• Written request: Give back every line exactly as it appears, pictures excluded.

## BEGIN Given data

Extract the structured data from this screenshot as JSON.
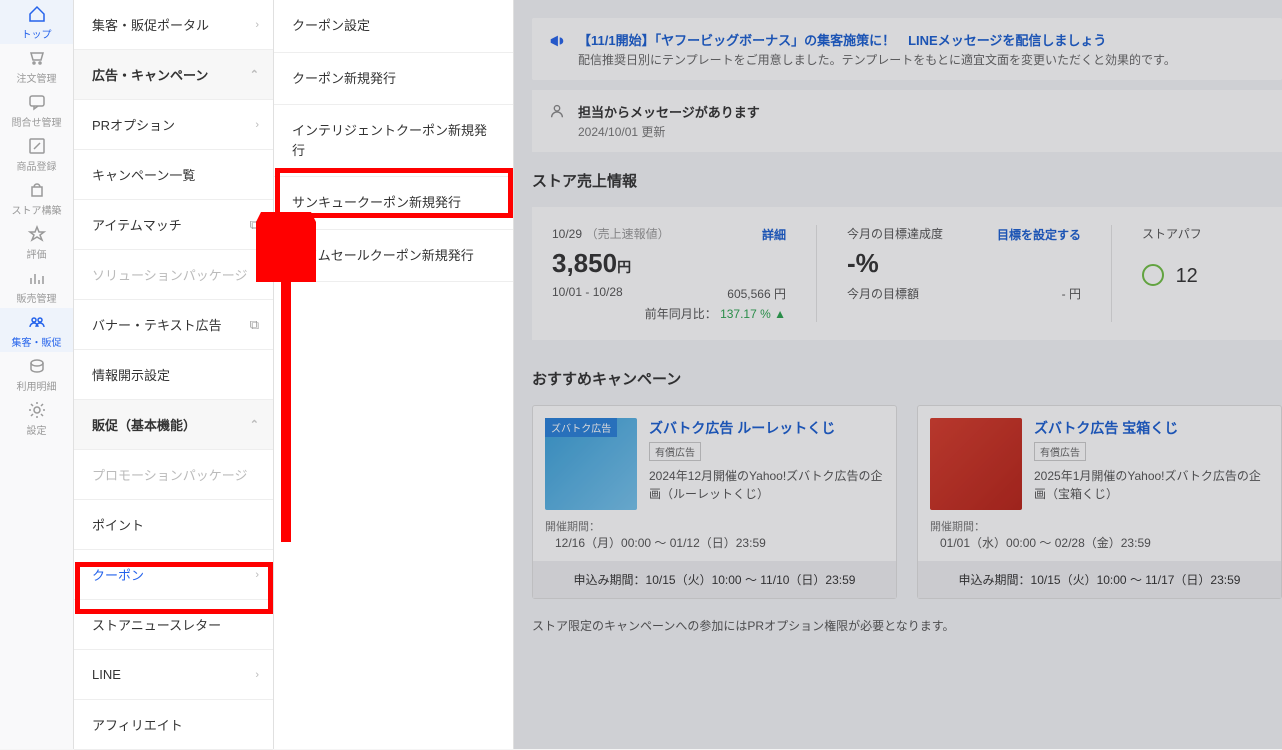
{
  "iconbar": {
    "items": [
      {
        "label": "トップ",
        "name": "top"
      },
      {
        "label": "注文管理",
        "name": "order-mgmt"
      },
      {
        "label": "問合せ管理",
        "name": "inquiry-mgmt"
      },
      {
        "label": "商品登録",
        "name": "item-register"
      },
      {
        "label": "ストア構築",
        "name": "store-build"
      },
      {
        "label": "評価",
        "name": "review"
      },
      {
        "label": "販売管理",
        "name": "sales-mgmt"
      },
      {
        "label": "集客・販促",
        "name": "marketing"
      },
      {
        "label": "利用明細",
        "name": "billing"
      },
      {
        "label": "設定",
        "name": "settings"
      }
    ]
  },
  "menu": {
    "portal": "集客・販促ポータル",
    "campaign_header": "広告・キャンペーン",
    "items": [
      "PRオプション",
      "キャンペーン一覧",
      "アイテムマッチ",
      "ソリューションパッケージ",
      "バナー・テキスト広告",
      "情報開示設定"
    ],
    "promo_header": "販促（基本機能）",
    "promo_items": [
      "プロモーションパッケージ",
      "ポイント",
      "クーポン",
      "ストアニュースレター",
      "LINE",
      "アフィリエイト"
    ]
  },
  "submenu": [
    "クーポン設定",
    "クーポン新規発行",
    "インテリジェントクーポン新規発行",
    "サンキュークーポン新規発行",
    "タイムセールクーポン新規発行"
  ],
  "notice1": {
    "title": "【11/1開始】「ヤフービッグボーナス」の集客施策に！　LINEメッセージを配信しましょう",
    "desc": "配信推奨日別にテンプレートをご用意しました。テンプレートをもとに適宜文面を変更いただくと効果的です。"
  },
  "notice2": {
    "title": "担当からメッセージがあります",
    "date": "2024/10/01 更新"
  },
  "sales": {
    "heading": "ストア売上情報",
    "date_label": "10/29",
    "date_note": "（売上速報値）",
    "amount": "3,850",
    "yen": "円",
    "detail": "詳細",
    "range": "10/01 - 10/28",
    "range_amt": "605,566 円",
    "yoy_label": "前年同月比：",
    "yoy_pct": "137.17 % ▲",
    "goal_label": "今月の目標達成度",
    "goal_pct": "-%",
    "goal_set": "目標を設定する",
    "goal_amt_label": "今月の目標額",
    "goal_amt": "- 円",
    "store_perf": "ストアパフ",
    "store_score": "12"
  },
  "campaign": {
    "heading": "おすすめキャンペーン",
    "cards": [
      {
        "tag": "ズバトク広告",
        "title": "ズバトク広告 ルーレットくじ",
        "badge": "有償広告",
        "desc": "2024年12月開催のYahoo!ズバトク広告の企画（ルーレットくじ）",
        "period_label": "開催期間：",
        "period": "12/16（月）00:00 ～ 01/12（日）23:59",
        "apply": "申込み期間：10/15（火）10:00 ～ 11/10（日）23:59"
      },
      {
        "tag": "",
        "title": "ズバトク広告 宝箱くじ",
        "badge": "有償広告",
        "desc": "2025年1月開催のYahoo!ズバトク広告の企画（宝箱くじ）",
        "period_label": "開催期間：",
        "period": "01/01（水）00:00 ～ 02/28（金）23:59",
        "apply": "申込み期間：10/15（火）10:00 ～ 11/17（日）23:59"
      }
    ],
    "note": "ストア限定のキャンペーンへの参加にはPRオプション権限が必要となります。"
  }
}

## END Given data

• Result of the task:
Extract the structured data from this screenshot as JSON.
{
  "iconbar": {
    "items": [
      {
        "label": "トップ",
        "name": "top"
      },
      {
        "label": "注文管理",
        "name": "order-mgmt"
      },
      {
        "label": "問合せ管理",
        "name": "inquiry-mgmt"
      },
      {
        "label": "商品登録",
        "name": "item-register"
      },
      {
        "label": "ストア構築",
        "name": "store-build"
      },
      {
        "label": "評価",
        "name": "review"
      },
      {
        "label": "販売管理",
        "name": "sales-mgmt"
      },
      {
        "label": "集客・販促",
        "name": "marketing"
      },
      {
        "label": "利用明細",
        "name": "billing"
      },
      {
        "label": "設定",
        "name": "settings"
      }
    ]
  },
  "menu": {
    "portal": "集客・販促ポータル",
    "campaign_header": "広告・キャンペーン",
    "items": [
      "PRオプション",
      "キャンペーン一覧",
      "アイテムマッチ",
      "ソリューションパッケージ",
      "バナー・テキスト広告",
      "情報開示設定"
    ],
    "promo_header": "販促（基本機能）",
    "promo_items": [
      "プロモーションパッケージ",
      "ポイント",
      "クーポン",
      "ストアニュースレター",
      "LINE",
      "アフィリエイト"
    ]
  },
  "submenu": [
    "クーポン設定",
    "クーポン新規発行",
    "インテリジェントクーポン新規発行",
    "サンキュークーポン新規発行",
    "タイムセールクーポン新規発行"
  ],
  "notice1": {
    "title": "【11/1開始】「ヤフービッグボーナス」の集客施策に！　LINEメッセージを配信しましょう",
    "desc": "配信推奨日別にテンプレートをご用意しました。テンプレートをもとに適宜文面を変更いただくと効果的です。"
  },
  "notice2": {
    "title": "担当からメッセージがあります",
    "date": "2024/10/01 更新"
  },
  "sales": {
    "heading": "ストア売上情報",
    "date_label": "10/29",
    "date_note": "（売上速報値）",
    "amount": "3,850",
    "yen": "円",
    "detail": "詳細",
    "range": "10/01 - 10/28",
    "range_amt": "605,566 円",
    "yoy_label": "前年同月比：",
    "yoy_pct": "137.17 % ▲",
    "goal_label": "今月の目標達成度",
    "goal_pct": "-%",
    "goal_set": "目標を設定する",
    "goal_amt_label": "今月の目標額",
    "goal_amt": "- 円",
    "store_perf": "ストアパフ",
    "store_score": "12"
  },
  "campaign": {
    "heading": "おすすめキャンペーン",
    "cards": [
      {
        "tag": "ズバトク広告",
        "title": "ズバトク広告 ルーレットくじ",
        "badge": "有償広告",
        "desc": "2024年12月開催のYahoo!ズバトク広告の企画（ルーレットくじ）",
        "period_label": "開催期間：",
        "period": "12/16（月）00:00 ～ 01/12（日）23:59",
        "apply": "申込み期間：10/15（火）10:00 ～ 11/10（日）23:59"
      },
      {
        "tag": "",
        "title": "ズバトク広告 宝箱くじ",
        "badge": "有償広告",
        "desc": "2025年1月開催のYahoo!ズバトク広告の企画（宝箱くじ）",
        "period_label": "開催期間：",
        "period": "01/01（水）00:00 ～ 02/28（金）23:59",
        "apply": "申込み期間：10/15（火）10:00 ～ 11/17（日）23:59"
      }
    ],
    "note": "ストア限定のキャンペーンへの参加にはPRオプション権限が必要となります。"
  }
}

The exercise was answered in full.